Aufgaben und Übungen
a) Welchen Medianwert zahlt die Halbleiterbranche laut dem Gehaltsatlas 2021, wie ihn der Text über Frauen in der Halbleiterbranche nennt?
b) Greif den Text über Frauen in der Halbleiterbranche nach seinem letzten Satz auf und schreib ihn weiter.

Entsprechend gut sind die Karrieremöglichkeiten für Absolventen der Elektro- und Informationstechnik, und auch die Verdienstmöglichkeiten. Laut dem Gehaltsatlas 2021 bezahlt die Halbleiterbranche mit dem Medianwert von 65.500 Euro überdurchschnittlich gut. Davon könnten auch Frauen profitieren, doch es gibt zu wenige MINT-Absolventinnen. Wie lässt sich das ändern?

„Wir müssen es anfassbar machen“, sagt Nicole. Sie engagiert sich bei GlobalWomen in einer Gruppe zur Nachwuchsförderung. geht mit Schülerinnen ins Labor, wo sie Wafer auseinanderbrechen oder in der Azubi-Werkstatt kleine Nachtlichter löten können. In den Reinraum können sie wegen der strikten Hygienevorschriften nicht, aber VR-Brillen machen auch hier einen Rundgang möglich. Das komme sehr gut an und oft fragen Schülerinnen anschließend nach einem Praktikumsplatz, berichtet Nicole Brach.

Sie wie auch Yvonne Keil, die heute im Vorstand des Branchennetzwerks Silicon Saxony e.V. sitzt, berichten sie von der Faszination, die dieser riesige Reinraum voll mit großen Maschinen und Automatisierungstechnik ausübt. „Als Jugendliche durch so einen Reinraum zu gehen und diese ganze verrückte, interessante Industrie zu sehen, das hat mich so beeindruckt, dass ich als 15-Jährige entschieden habe, Elektrotechnik zu studieren“, erinnert sich Keil an ihr Schülerpraktikum bei Simec. In Deutschland, wo Mädchen nach ihren Neigungen und Vorlieben studieren, müssen sie begeistert werden für technische Fächer.

Anders als in Indien. „Da studieren junge Frauen Computerwissenschaften, weil das gut bezahlte Jobs verspricht“, sagt Preethi Saroya. Die Inderin ist erst im Juni mit ihrer Familie vom GF-Standort in Singapur nach Dresden gewechselt, arbeitet aber größtenteils in Frankfurt am Main im Homeoffice. Sie hat in der Vergangenheit für männliche wie weibliche Vorgesetzte gearbeitet und beobachtet, „dass meine weiblichen Chefs sehr viel härter arbeiteten, aber auch viel smarter.“ Frauen müssten so viele Dinge in Familie und Beruf gleichzeitig ausbalancieren, dass sie oft auf spontane Änderungen im Job besser reagieren könnten als Männer, meint Preethi. Auch Nicole arbeitet unter einer Chefin. Für diese wäre die Vereinbarkeit von Job und Familie gar kein Thema. „Sie hat totales Vertrauen in mich, dass ich das managen kann“, so Nicole, die das positiv empfindet.

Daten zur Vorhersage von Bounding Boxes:

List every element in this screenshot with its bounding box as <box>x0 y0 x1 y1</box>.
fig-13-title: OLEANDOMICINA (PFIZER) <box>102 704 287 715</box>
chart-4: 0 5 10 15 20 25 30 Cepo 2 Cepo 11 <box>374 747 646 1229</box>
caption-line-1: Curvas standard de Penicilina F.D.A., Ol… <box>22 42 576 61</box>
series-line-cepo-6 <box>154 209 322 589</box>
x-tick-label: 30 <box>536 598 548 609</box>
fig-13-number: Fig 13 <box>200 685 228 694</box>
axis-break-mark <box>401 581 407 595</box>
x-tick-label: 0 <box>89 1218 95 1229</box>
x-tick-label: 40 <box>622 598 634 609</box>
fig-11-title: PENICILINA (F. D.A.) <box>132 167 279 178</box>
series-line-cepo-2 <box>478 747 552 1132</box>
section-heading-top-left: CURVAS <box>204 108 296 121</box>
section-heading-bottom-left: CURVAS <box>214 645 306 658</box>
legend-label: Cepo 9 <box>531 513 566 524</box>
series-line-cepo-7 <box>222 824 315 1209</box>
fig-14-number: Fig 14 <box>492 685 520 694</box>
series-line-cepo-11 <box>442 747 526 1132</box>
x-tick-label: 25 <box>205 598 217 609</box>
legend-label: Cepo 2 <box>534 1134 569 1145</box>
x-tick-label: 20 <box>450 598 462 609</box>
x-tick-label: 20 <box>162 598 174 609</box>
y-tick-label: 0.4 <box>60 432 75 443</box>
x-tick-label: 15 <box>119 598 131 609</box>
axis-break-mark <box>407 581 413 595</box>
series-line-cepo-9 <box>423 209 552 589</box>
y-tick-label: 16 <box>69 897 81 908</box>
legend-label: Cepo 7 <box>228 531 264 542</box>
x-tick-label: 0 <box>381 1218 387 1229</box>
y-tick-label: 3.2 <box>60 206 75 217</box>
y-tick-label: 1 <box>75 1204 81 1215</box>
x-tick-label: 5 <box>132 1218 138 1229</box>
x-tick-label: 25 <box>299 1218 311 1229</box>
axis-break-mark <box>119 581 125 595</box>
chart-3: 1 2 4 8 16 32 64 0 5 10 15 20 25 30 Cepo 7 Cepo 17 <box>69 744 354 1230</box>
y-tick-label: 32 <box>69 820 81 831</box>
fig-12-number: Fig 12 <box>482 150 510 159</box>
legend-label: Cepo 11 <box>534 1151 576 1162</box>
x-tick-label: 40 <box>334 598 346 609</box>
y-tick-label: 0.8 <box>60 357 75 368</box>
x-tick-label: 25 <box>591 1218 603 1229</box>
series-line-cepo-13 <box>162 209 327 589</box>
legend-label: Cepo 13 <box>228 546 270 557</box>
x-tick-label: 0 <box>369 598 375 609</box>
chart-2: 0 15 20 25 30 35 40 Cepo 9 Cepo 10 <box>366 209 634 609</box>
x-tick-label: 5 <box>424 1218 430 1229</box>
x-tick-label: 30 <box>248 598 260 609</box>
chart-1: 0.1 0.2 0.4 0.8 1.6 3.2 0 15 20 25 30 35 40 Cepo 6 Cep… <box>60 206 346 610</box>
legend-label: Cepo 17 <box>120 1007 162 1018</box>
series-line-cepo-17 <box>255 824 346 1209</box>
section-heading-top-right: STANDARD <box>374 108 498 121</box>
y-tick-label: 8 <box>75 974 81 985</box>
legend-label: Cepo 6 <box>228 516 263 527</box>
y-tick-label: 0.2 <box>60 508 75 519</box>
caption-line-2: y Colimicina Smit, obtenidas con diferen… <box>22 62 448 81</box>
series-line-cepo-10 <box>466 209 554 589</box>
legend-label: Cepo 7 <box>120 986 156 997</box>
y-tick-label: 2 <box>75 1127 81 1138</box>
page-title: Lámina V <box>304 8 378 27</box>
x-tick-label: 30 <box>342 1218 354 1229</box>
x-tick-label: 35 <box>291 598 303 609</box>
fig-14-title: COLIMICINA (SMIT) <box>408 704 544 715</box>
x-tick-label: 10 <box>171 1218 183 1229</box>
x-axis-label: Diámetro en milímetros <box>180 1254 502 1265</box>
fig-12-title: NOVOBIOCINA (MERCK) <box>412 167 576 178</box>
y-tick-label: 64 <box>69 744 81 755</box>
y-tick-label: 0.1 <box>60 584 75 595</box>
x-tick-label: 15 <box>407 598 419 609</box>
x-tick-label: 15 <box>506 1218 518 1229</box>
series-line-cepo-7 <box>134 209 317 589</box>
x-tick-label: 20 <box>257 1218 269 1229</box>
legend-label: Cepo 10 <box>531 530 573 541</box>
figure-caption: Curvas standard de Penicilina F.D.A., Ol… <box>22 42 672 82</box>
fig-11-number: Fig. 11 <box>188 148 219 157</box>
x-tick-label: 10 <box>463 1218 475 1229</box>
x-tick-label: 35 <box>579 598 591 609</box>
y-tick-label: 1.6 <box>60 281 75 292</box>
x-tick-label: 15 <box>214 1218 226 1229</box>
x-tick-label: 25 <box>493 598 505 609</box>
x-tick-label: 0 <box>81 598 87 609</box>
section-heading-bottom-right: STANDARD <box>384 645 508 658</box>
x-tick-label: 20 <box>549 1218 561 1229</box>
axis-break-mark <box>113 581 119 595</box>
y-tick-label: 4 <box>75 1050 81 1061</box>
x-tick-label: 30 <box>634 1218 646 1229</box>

Lösungen je Aufgabe
a) 65.500 Euro

b)
Der Halbleiterhersteller schult nach eigenen Angaben seine Führungskräfte, um sie zu sensibilisieren für Stereotype und Vorurteile, die sie im eigenen Verhalten an den Tag legen. Aber auch ein „Female Development Program“ wurde in Dresden gestartet.

In sechs Einheiten über ein halbes Jahr lang werden Mitarbeiterinnen darin trainiert, eigene Stärken und Schwächen zu erkennen, wohin sie in ihrer Karriere eigentlich wollen. „Dieses Training ist ein totaler Erfolg. Viele Frauen orientieren sich neu im Unternehmen und entwickeln sich weiter“, so Keil. Nicole ist noch mittendrin im Programm und es hilft ihr schon zu sehen, dass andere Frauen vor ähnlichen Fragen und Herausforderungen stehen. Carla hat das Programm schon absolviert und für sich als Schwäche erkannt, dass sie im Moderieren von Teamrunden noch besser werden muss. „Manchmal werden diese Meetings emotional und ich muss lernen, damit umzugehen“, verrät sie.

Sachsen will verstärkt im Ausland um Fachkräfte für die Halbleiterindustrie und andere Branchen werben. Als Erfolgsfaktoren empfehlen Carla und Preethi Sichtbarkeit schaffen, internationale Teams, in denen man Englisch sprechen kann, aber Deutsch-Kurse sollten auch angeboten werden.

Die Sprache sei eine Herausforderung, so Preethi, aber das Gefühl von Willkommensein in Sachsen jedenfalls höher als in Singapur, berichtet die Inderin. Auf dem Weg zur GlobalWomen-Konferenz habe sie die falsche Tram genommen. Ein junger Mann hätte einen Extra-Stopp eingelegt, nur um ihr auf den richtigen Weg zu helfen. „Das war so nett. Es war die richtige Entscheidung nach Dresden zu kommen“, das steht für sie fest.